╭─ Records to use

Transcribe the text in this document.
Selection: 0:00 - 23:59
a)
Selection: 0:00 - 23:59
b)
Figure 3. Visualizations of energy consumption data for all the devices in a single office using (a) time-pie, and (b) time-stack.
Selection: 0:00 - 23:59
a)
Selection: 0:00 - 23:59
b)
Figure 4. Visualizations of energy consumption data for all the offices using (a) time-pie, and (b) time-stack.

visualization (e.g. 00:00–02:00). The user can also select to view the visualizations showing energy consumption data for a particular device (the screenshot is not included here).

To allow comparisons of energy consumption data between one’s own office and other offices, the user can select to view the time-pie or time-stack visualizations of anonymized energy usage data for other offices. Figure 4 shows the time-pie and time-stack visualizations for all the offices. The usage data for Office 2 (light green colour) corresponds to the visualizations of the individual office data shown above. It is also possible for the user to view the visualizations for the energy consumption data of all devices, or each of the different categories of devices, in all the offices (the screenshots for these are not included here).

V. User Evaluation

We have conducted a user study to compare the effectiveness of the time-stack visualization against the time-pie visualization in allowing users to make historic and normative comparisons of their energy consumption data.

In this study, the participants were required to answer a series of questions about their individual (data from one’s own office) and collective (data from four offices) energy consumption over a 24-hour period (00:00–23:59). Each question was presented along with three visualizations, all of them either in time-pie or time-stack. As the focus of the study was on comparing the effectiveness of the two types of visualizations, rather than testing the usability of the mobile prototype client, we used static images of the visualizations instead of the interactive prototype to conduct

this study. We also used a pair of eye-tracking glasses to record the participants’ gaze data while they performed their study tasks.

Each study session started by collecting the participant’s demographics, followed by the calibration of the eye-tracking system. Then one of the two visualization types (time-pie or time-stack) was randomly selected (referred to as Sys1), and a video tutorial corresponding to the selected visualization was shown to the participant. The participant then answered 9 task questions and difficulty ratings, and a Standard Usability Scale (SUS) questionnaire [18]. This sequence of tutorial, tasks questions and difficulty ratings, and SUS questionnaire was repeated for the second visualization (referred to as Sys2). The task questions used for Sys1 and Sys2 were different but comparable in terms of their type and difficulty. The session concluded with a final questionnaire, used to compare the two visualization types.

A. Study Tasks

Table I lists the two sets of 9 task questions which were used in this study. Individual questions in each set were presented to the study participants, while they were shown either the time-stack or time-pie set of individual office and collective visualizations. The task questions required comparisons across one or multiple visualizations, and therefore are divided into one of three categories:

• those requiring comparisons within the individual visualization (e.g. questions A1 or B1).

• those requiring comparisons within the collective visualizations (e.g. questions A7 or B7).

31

╰─

▸ **Stated exercise**
Read the lines above. Gather those in which the string "using" is found.

▸ **Task answer**
Figure 3. Visualizations of energy consumption data for all the devices in a single office using (a) time-pie, and (b) time-stack.
Figure 4. Visualizations of energy consumption data for all the offices using (a) time-pie, and (b) time-stack.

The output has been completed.